Data excerpts:

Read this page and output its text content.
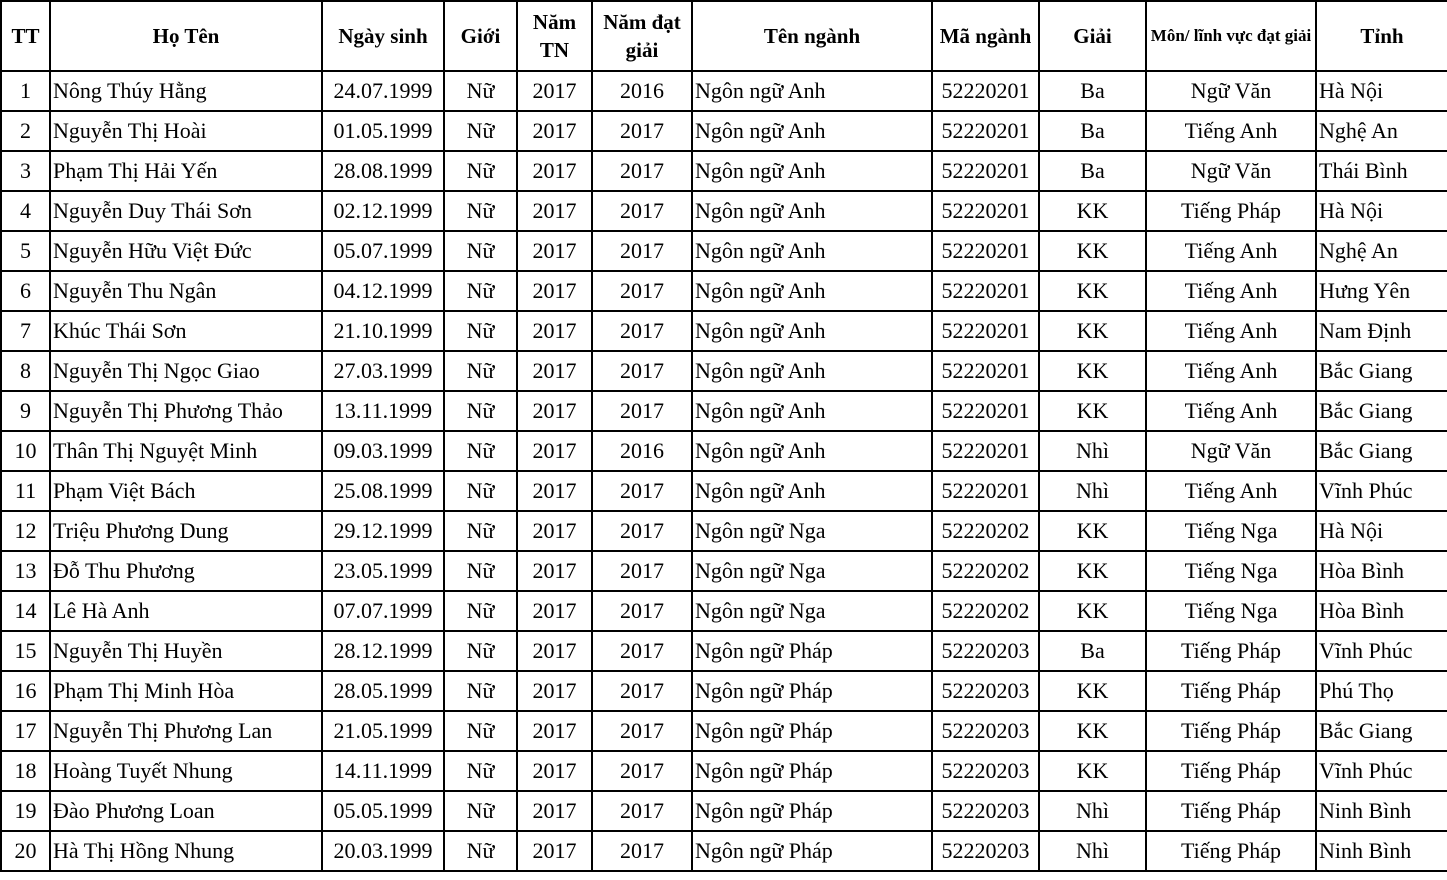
TT	Họ Tên	Ngày sinh	Giới	Năm TN	Năm đạt giải	Tên ngành	Mã ngành	Giải	Môn/ lĩnh vực đạt giải	Tỉnh
1	Nông Thúy Hằng	24.07.1999	Nữ	2017	2016	Ngôn ngữ Anh	52220201	Ba	Ngữ Văn	Hà Nội
2	Nguyễn Thị Hoài	01.05.1999	Nữ	2017	2017	Ngôn ngữ Anh	52220201	Ba	Tiếng Anh	Nghệ An
3	Phạm Thị Hải Yến	28.08.1999	Nữ	2017	2017	Ngôn ngữ Anh	52220201	Ba	Ngữ Văn	Thái Bình
4	Nguyễn Duy Thái Sơn	02.12.1999	Nữ	2017	2017	Ngôn ngữ Anh	52220201	KK	Tiếng Pháp	Hà Nội
5	Nguyễn Hữu Việt Đức	05.07.1999	Nữ	2017	2017	Ngôn ngữ Anh	52220201	KK	Tiếng Anh	Nghệ An
6	Nguyễn Thu Ngân	04.12.1999	Nữ	2017	2017	Ngôn ngữ Anh	52220201	KK	Tiếng Anh	Hưng Yên
7	Khúc Thái Sơn	21.10.1999	Nữ	2017	2017	Ngôn ngữ Anh	52220201	KK	Tiếng Anh	Nam Định
8	Nguyễn Thị Ngọc Giao	27.03.1999	Nữ	2017	2017	Ngôn ngữ Anh	52220201	KK	Tiếng Anh	Bắc Giang
9	Nguyễn Thị Phương Thảo	13.11.1999	Nữ	2017	2017	Ngôn ngữ Anh	52220201	KK	Tiếng Anh	Bắc Giang
10	Thân Thị Nguyệt Minh	09.03.1999	Nữ	2017	2016	Ngôn ngữ Anh	52220201	Nhì	Ngữ Văn	Bắc Giang
11	Phạm Việt Bách	25.08.1999	Nữ	2017	2017	Ngôn ngữ Anh	52220201	Nhì	Tiếng Anh	Vĩnh Phúc
12	Triệu Phương Dung	29.12.1999	Nữ	2017	2017	Ngôn ngữ Nga	52220202	KK	Tiếng Nga	Hà Nội
13	Đỗ Thu Phương	23.05.1999	Nữ	2017	2017	Ngôn ngữ Nga	52220202	KK	Tiếng Nga	Hòa Bình
14	Lê Hà Anh	07.07.1999	Nữ	2017	2017	Ngôn ngữ Nga	52220202	KK	Tiếng Nga	Hòa Bình
15	Nguyễn Thị Huyền	28.12.1999	Nữ	2017	2017	Ngôn ngữ Pháp	52220203	Ba	Tiếng Pháp	Vĩnh Phúc
16	Phạm Thị Minh Hòa	28.05.1999	Nữ	2017	2017	Ngôn ngữ Pháp	52220203	KK	Tiếng Pháp	Phú Thọ
17	Nguyễn Thị Phương Lan	21.05.1999	Nữ	2017	2017	Ngôn ngữ Pháp	52220203	KK	Tiếng Pháp	Bắc Giang
18	Hoàng Tuyết Nhung	14.11.1999	Nữ	2017	2017	Ngôn ngữ Pháp	52220203	KK	Tiếng Pháp	Vĩnh Phúc
19	Đào Phương Loan	05.05.1999	Nữ	2017	2017	Ngôn ngữ Pháp	52220203	Nhì	Tiếng Pháp	Ninh Bình
20	Hà Thị Hồng Nhung	20.03.1999	Nữ	2017	2017	Ngôn ngữ Pháp	52220203	Nhì	Tiếng Pháp	Ninh Bình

◆ WRITTEN PROBLEM:
Check each line of the records above for "Việt", and copy those that have it.

◆ OUTPUT BELOW:
5	Nguyễn Hữu Việt Đức	05.07.1999	Nữ	2017	2017	Ngôn ngữ Anh	52220201	KK	Tiếng Anh	Nghệ An
11	Phạm Việt Bách	25.08.1999	Nữ	2017	2017	Ngôn ngữ Anh	52220201	Nhì	Tiếng Anh	Vĩnh Phúc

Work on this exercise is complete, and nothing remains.